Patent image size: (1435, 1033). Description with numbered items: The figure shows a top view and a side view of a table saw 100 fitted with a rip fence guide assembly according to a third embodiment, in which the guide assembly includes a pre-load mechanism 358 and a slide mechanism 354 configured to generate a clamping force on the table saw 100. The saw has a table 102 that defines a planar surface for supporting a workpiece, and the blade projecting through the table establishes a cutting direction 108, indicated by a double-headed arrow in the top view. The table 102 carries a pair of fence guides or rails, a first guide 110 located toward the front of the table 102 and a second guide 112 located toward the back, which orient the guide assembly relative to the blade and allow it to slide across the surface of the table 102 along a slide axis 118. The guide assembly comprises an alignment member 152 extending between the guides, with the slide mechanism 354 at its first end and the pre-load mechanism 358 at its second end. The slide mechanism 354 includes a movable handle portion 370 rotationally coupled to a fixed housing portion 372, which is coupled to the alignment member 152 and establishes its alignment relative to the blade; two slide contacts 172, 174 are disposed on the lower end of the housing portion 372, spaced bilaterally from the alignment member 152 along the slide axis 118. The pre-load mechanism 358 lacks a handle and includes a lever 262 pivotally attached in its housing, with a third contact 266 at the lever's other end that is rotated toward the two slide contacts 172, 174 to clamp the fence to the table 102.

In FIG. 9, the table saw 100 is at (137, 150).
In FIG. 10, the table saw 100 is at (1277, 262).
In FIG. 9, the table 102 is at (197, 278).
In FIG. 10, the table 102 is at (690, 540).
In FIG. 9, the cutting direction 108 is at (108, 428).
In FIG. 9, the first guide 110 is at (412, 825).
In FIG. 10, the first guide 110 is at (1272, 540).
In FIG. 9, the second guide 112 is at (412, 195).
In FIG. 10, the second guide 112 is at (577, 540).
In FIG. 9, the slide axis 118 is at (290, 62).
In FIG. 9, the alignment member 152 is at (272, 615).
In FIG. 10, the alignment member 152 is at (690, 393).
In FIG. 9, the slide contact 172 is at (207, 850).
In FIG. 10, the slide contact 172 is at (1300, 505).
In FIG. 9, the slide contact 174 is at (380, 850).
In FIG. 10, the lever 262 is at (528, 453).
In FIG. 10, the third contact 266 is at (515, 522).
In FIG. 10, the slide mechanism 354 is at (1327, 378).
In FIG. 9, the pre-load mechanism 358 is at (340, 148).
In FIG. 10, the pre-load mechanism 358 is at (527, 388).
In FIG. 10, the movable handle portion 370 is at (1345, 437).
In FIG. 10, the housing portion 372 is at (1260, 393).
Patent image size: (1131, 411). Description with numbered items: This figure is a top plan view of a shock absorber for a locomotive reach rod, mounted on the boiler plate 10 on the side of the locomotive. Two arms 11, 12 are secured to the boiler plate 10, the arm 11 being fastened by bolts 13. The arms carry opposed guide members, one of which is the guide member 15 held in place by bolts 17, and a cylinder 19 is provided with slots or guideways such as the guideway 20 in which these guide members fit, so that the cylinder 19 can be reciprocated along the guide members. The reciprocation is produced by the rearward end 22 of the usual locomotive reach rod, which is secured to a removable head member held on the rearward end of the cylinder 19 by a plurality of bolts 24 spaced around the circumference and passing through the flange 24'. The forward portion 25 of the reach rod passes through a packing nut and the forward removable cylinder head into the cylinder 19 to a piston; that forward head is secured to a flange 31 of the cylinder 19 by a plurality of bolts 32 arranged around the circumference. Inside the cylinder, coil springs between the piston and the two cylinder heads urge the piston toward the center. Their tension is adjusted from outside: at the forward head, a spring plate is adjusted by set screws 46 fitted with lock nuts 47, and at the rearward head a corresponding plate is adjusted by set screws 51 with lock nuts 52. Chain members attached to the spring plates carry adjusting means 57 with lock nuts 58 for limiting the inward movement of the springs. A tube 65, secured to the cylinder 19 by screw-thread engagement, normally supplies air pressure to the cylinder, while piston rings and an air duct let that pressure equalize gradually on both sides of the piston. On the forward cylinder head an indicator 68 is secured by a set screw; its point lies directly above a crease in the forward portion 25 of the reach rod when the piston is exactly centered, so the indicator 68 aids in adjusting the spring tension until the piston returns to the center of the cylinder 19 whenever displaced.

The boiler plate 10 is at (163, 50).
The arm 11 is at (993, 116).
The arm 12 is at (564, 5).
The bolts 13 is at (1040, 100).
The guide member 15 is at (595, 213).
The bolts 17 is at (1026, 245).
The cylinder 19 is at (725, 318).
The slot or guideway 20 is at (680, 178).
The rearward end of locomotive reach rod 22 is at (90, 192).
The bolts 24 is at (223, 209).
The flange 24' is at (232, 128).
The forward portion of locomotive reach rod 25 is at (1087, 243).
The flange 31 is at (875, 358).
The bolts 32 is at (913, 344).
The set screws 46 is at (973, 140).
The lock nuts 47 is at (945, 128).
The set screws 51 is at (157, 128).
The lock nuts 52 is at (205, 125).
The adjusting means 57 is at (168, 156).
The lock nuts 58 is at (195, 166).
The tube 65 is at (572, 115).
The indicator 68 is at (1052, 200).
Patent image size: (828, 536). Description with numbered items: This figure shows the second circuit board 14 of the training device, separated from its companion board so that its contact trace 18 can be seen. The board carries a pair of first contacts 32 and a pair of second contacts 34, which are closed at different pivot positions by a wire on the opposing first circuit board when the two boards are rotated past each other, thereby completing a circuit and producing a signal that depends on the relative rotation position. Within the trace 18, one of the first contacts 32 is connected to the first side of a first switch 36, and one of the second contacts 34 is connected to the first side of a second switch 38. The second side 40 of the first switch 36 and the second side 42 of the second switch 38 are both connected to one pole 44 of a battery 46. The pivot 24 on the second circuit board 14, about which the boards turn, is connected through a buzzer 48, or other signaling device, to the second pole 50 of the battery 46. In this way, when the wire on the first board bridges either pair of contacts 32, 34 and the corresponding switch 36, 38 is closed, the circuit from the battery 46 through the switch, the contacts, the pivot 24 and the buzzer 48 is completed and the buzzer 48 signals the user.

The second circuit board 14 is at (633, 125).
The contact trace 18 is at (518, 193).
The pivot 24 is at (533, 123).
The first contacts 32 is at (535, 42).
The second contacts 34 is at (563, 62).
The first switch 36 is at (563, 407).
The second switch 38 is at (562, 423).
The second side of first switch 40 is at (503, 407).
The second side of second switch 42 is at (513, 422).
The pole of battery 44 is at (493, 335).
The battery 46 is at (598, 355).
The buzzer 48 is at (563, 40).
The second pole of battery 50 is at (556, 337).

布置练习: 请把上面的全部条目转换成两列 CSV，列名依次为"输入"和"输出"，每个条目占一行。"输入"列放条目的文字，"输出"列放对应的答案，每个字段都用引号括起，字段内的换行一律改成空格。

最终结果:
输入,输出
"Patent image size: (1435, 1033). Description with numbered items: The figure shows a top view and a side view of a table saw 100 fitted with a rip fence guide assembly according to a third embodiment, in which the guide assembly includes a pre-load mechanism 358 and a slide mechanism 354 configured to generate a clamping force on the table saw 100. The saw has a table 102 that defines a planar surface for supporting a workpiece, and the blade projecting through the table establishes a cutting direction 108, indicated by a double-headed arrow in the top view. The table 102 carries a pair of fence guides or rails, a first guide 110 located toward the front of the table 102 and a second guide 112 located toward the back, which orient the guide assembly relative to the blade and allow it to slide across the surface of the table 102 along a slide axis 118. The guide assembly comprises an alignment member 152 extending between the guides, with the slide mechanism 354 at its first end and the pre-load mechanism 358 at its second end. The slide mechanism 354 includes a movable handle portion 370 rotationally coupled to a fixed housing portion 372, which is coupled to the alignment member 152 and establishes its alignment relative to the blade; two slide contacts 172, 174 are disposed on the lower end of the housing portion 372, spaced bilaterally from the alignment member 152 along the slide axis 118. The pre-load mechanism 358 lacks a handle and includes a lever 262 pivotally attached in its housing, with a third contact 266 at the lever's other end that is rotated toward the two slide contacts 172, 174 to clamp the fence to the table 102.","In FIG. 9, the table saw 100 is at (137, 150). In FIG. 10, the table saw 100 is at (1277, 262). In FIG. 9, the table 102 is at (197, 278). In FIG. 10, the table 102 is at (690, 540). In FIG. 9, the cutting direction 108 is at (108, 428). In FIG. 9, the first guide 110 is at (412, 825). In FIG. 10, the first guide 110 is at (1272, 540). In FIG. 9, the second guide 112 is at (412, 195). In FIG. 10, the second guide 112 is at (577, 540). In FIG. 9, the slide axis 118 is at (290, 62). In FIG. 9, the alignment member 152 is at (272, 615). In FIG. 10, the alignment member 152 is at (690, 393). In FIG. 9, the slide contact 172 is at (207, 850). In FIG. 10, the slide contact 172 is at (1300, 505). In FIG. 9, the slide contact 174 is at (380, 850). In FIG. 10, the lever 262 is at (528, 453). In FIG. 10, the third contact 266 is at (515, 522). In FIG. 10, the slide mechanism 354 is at (1327, 378). In FIG. 9, the pre-load mechanism 358 is at (340, 148). In FIG. 10, the pre-load mechanism 358 is at (527, 388). In FIG. 10, the movable handle portion 370 is at (1345, 437). In FIG. 10, the housing portion 372 is at (1260, 393)."
"Patent image size: (1131, 411). Description with numbered items: This figure is a top plan view of a shock absorber for a locomotive reach rod, mounted on the boiler plate 10 on the side of the locomotive. Two arms 11, 12 are secured to the boiler plate 10, the arm 11 being fastened by bolts 13. The arms carry opposed guide members, one of which is the guide member 15 held in place by bolts 17, and a cylinder 19 is provided with slots or guideways such as the guideway 20 in which these guide members fit, so that the cylinder 19 can be reciprocated along the guide members. The reciprocation is produced by the rearward end 22 of the usual locomotive reach rod, which is secured to a removable head member held on the rearward end of the cylinder 19 by a plurality of bolts 24 spaced around the circumference and passing through the flange 24'. The forward portion 25 of the reach rod passes through a packing nut and the forward removable cylinder head into the cylinder 19 to a piston; that forward head is secured to a flange 31 of the cylinder 19 by a plurality of bolts 32 arranged around the circumference. Inside the cylinder, coil springs between the piston and the two cylinder heads urge the piston toward the center. Their tension is adjusted from outside: at the forward head, a spring plate is adjusted by set screws 46 fitted with lock nuts 47, and at the rearward head a corresponding plate is adjusted by set screws 51 with lock nuts 52. Chain members attached to the spring plates carry adjusting means 57 with lock nuts 58 for limiting the inward movement of the springs. A tube 65, secured to the cylinder 19 by screw-thread engagement, normally supplies air pressure to the cylinder, while piston rings and an air duct let that pressure equalize gradually on both sides of the piston. On the forward cylinder head an indicator 68 is secured by a set screw; its point lies directly above a crease in the forward portion 25 of the reach rod when the piston is exactly centered, so the indicator 68 aids in adjusting the spring tension until the piston returns to the center of the cylinder 19 whenever displaced.","The boiler plate 10 is at (163, 50). The arm 11 is at (993, 116). The arm 12 is at (564, 5). The bolts 13 is at (1040, 100). The guide member 15 is at (595, 213). The bolts 17 is at (1026, 245). The cylinder 19 is at (725, 318). The slot or guideway 20 is at (680, 178). The rearward end of locomotive reach rod 22 is at (90, 192). The bolts 24 is at (223, 209). The flange 24' is at (232, 128). The forward portion of locomotive reach rod 25 is at (1087, 243). The flange 31 is at (875, 358). The bolts 32 is at (913, 344). The set screws 46 is at (973, 140). The lock nuts 47 is at (945, 128). The set screws 51 is at (157, 128). The lock nuts 52 is at (205, 125). The adjusting means 57 is at (168, 156). The lock nuts 58 is at (195, 166). The tube 65 is at (572, 115). The indicator 68 is at (1052, 200)."
"Patent image size: (828, 536). Description with numbered items: This figure shows the second circuit board 14 of the training device, separated from its companion board so that its contact trace 18 can be seen. The board carries a pair of first contacts 32 and a pair of second contacts 34, which are closed at different pivot positions by a wire on the opposing first circuit board when the two boards are rotated past each other, thereby completing a circuit and producing a signal that depends on the relative rotation position. Within the trace 18, one of the first contacts 32 is connected to the first side of a first switch 36, and one of the second contacts 34 is connected to the first side of a second switch 38. The second side 40 of the first switch 36 and the second side 42 of the second switch 38 are both connected to one pole 44 of a battery 46. The pivot 24 on the second circuit board 14, about which the boards turn, is connected through a buzzer 48, or other signaling device, to the second pole 50 of the battery 46. In this way, when the wire on the first board bridges either pair of contacts 32, 34 and the corresponding switch 36, 38 is closed, the circuit from the battery 46 through the switch, the contacts, the pivot 24 and the buzzer 48 is completed and the buzzer 48 signals the user.","The second circuit board 14 is at (633, 125). The contact trace 18 is at (518, 193). The pivot 24 is at (533, 123). The first contacts 32 is at (535, 42). The second contacts 34 is at (563, 62). The first switch 36 is at (563, 407). The second switch 38 is at (562, 423). The second side of first switch 40 is at (503, 407). The second side of second switch 42 is at (513, 422). The pole of battery 44 is at (493, 335). The battery 46 is at (598, 355). The buzzer 48 is at (563, 40). The second pole of battery 50 is at (556, 337)."